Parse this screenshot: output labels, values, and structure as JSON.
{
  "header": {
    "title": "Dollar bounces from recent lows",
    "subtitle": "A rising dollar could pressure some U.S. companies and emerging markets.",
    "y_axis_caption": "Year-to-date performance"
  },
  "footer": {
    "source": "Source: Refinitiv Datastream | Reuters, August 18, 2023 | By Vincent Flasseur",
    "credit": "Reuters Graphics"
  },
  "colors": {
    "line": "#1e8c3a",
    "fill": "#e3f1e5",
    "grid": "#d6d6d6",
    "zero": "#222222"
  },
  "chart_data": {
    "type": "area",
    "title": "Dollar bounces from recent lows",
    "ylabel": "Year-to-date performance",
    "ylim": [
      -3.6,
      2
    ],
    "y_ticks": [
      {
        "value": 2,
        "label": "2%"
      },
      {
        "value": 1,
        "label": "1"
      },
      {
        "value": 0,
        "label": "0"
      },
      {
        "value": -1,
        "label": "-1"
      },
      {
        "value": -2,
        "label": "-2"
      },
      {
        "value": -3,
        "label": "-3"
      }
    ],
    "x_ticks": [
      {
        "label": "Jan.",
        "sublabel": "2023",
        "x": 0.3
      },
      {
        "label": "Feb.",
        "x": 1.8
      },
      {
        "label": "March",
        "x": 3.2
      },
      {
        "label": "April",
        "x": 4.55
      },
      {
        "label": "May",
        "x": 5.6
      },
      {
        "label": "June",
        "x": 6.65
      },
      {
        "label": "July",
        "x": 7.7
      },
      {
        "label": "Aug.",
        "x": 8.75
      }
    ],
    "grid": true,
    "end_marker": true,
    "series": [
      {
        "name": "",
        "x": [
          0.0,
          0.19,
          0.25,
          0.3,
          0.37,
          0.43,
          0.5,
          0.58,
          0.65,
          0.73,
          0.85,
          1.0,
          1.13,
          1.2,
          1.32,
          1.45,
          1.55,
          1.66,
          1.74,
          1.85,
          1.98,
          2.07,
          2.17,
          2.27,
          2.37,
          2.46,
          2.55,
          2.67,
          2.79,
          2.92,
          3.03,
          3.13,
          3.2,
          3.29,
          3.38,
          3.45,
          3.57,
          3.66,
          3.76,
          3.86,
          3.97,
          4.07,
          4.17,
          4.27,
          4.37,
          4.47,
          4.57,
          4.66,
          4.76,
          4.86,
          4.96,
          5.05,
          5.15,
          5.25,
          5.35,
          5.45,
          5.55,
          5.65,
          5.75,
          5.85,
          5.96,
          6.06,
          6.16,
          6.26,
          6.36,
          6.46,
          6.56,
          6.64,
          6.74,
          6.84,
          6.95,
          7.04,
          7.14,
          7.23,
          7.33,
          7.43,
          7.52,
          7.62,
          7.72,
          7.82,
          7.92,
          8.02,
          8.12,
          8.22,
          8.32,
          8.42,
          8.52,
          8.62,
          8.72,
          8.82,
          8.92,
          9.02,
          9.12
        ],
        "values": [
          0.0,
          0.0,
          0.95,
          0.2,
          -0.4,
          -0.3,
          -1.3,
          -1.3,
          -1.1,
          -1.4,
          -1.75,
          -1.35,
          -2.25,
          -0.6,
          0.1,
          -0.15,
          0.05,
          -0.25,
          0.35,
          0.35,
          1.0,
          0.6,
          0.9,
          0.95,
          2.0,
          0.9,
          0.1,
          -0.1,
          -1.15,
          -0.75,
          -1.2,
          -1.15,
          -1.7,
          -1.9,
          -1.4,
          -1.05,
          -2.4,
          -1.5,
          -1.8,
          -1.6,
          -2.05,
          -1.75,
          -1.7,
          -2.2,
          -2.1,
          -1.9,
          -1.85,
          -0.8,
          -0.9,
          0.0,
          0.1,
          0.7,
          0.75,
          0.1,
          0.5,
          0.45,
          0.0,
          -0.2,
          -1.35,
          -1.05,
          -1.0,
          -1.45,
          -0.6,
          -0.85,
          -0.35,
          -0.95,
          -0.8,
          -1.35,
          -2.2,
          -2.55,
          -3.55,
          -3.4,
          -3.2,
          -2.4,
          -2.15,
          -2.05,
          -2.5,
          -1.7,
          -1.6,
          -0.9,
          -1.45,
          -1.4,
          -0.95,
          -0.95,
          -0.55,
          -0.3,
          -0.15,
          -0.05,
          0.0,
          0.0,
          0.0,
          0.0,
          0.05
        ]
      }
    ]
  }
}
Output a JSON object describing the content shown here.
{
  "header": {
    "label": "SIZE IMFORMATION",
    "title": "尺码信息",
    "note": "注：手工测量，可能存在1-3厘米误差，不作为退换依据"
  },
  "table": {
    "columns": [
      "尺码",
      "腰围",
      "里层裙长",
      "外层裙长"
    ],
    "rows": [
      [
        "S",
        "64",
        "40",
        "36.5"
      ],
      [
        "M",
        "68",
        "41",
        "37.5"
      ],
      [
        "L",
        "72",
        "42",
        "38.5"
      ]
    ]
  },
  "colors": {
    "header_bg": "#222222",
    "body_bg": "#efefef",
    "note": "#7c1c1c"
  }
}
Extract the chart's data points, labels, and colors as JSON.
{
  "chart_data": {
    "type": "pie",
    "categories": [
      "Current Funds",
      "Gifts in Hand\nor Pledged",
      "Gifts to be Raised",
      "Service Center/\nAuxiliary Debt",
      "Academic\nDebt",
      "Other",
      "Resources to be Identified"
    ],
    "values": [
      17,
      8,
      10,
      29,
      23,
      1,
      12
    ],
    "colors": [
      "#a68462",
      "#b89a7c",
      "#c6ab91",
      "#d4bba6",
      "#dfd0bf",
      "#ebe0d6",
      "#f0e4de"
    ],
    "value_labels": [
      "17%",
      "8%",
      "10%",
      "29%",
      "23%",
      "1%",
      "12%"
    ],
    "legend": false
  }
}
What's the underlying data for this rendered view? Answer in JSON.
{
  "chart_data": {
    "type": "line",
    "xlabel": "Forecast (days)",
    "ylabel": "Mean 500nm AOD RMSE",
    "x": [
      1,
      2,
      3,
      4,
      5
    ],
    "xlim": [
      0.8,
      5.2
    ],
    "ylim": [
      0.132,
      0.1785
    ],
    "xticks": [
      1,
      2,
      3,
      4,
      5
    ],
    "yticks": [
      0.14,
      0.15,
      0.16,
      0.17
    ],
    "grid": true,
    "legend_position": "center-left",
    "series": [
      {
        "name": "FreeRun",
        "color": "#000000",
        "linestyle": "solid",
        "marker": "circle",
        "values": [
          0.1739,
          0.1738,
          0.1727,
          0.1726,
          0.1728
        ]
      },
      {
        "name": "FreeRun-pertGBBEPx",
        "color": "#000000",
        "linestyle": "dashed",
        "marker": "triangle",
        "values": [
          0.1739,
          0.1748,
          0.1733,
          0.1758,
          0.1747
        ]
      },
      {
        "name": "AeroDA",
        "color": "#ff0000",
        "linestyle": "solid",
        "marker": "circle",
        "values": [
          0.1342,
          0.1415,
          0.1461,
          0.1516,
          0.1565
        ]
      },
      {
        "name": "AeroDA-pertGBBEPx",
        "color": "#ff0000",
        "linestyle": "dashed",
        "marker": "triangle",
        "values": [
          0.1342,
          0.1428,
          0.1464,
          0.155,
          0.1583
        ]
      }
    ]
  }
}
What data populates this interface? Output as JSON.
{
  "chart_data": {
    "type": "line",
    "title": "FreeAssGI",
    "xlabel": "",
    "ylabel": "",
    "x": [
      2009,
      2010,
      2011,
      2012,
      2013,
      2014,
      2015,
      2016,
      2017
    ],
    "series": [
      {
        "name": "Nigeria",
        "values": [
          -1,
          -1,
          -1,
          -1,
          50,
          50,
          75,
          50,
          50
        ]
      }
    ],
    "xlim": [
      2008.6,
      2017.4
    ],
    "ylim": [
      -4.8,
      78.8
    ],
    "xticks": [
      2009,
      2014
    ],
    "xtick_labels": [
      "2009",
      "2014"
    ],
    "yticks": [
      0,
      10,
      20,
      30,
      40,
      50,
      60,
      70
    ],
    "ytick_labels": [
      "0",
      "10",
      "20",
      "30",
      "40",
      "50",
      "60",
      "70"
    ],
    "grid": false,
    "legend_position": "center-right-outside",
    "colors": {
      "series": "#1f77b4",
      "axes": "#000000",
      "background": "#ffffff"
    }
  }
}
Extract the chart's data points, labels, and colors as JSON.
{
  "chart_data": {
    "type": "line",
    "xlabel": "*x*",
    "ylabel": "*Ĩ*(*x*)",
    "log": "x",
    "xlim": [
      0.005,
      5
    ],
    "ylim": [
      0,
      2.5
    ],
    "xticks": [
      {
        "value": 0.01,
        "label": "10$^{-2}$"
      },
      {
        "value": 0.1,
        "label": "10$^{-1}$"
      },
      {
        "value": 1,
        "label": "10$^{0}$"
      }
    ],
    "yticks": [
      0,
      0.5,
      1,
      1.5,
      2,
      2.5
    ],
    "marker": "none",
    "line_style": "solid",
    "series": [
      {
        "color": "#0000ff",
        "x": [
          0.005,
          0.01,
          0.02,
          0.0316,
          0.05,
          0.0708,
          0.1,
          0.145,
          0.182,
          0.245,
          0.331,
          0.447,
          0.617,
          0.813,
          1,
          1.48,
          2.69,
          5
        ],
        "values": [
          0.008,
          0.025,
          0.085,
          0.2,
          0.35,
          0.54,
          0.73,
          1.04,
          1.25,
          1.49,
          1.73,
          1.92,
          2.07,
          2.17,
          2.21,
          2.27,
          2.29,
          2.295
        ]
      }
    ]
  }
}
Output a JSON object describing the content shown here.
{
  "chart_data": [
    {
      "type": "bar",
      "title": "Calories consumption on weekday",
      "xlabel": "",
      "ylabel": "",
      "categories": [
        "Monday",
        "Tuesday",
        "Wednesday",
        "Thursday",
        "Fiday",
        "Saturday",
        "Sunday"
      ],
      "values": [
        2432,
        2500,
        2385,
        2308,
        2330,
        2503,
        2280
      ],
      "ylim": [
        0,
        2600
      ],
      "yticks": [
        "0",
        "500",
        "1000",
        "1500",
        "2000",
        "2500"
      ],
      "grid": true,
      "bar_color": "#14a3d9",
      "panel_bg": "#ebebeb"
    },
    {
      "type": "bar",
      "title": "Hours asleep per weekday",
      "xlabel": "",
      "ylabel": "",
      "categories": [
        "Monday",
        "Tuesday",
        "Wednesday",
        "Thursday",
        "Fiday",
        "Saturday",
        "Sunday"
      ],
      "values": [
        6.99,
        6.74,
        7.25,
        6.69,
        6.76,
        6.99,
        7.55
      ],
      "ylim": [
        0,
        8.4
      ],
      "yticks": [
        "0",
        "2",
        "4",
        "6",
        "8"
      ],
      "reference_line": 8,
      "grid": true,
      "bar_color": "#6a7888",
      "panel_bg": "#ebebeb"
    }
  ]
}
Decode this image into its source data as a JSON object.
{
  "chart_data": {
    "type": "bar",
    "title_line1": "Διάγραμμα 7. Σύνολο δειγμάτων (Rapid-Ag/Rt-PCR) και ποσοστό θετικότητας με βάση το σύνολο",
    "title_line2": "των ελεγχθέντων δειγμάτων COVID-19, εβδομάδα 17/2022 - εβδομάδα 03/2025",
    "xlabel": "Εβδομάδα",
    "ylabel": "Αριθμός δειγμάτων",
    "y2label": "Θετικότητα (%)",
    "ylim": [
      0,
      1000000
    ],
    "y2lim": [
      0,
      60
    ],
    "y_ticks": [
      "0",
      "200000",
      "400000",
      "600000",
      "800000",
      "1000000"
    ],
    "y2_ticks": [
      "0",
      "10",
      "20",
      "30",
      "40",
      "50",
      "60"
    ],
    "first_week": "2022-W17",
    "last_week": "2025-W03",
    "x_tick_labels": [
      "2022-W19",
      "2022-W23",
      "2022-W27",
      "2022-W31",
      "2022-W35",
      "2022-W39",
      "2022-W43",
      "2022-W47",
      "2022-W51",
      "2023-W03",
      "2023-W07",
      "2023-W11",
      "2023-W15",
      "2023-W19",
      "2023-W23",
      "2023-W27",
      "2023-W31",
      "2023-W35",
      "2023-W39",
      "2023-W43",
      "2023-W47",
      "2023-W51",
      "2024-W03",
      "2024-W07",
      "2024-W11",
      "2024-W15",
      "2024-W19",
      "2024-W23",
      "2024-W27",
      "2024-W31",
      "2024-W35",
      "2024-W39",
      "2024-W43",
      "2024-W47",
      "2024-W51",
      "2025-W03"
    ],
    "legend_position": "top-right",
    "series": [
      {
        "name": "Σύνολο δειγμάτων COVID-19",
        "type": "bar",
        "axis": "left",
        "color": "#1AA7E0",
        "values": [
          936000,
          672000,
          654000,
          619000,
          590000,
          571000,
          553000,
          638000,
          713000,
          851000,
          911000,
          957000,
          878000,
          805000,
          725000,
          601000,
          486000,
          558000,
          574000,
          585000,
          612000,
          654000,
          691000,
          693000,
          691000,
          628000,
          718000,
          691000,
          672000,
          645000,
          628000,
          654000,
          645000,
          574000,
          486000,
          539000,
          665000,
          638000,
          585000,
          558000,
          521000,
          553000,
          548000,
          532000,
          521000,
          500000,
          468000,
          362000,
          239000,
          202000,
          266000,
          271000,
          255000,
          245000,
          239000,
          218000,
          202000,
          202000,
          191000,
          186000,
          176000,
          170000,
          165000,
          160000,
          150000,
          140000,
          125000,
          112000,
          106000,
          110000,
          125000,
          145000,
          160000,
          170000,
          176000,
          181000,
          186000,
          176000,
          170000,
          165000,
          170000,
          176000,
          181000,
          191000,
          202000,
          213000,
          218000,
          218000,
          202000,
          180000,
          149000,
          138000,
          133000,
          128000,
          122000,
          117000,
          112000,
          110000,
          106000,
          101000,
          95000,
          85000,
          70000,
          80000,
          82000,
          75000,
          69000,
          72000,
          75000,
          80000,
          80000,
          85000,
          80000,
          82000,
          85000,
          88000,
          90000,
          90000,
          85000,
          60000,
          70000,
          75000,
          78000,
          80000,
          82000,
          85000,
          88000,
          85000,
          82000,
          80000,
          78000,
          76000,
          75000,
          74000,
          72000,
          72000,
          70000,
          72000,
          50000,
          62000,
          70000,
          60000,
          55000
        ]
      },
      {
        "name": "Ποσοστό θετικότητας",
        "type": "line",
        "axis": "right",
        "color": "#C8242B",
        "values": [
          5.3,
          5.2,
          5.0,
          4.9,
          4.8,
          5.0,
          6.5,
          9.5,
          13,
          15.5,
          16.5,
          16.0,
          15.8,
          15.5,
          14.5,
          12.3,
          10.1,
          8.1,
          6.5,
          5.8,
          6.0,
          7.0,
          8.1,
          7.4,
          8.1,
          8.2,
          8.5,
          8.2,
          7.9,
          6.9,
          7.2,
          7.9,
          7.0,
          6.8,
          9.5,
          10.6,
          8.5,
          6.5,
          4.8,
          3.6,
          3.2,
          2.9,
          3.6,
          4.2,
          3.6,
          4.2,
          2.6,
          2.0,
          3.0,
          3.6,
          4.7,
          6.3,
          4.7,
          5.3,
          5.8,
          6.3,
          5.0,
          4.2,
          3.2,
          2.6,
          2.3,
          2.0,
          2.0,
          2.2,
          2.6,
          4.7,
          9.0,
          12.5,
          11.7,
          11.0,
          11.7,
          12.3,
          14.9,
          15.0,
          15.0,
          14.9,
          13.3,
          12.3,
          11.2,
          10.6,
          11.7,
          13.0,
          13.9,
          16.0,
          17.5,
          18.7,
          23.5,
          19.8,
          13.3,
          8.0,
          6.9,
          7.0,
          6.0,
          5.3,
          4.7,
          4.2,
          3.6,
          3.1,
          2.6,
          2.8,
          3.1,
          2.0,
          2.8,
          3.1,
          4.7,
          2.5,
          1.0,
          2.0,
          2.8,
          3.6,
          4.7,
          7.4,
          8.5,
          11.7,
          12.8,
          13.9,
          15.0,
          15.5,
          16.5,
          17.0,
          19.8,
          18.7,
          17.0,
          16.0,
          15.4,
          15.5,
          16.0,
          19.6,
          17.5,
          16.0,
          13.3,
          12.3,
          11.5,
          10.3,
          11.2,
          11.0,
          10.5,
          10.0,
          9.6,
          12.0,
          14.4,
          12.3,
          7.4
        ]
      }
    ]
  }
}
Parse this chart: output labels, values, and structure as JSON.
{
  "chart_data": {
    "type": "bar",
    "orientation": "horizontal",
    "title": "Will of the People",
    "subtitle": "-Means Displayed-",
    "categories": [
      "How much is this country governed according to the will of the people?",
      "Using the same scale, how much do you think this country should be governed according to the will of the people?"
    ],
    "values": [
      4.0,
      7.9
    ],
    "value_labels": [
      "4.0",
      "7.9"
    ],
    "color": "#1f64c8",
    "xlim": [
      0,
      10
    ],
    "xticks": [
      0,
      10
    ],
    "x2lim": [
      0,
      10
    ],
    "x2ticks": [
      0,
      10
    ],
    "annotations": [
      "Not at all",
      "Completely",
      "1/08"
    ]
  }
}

## Task goal:
Write down every line of the data above that includes the string "note".

## Full solution:
    "note": "注：手工测量，可能存在1-3厘米误差，不作为退换依据"
    "note": "#7c1c1c"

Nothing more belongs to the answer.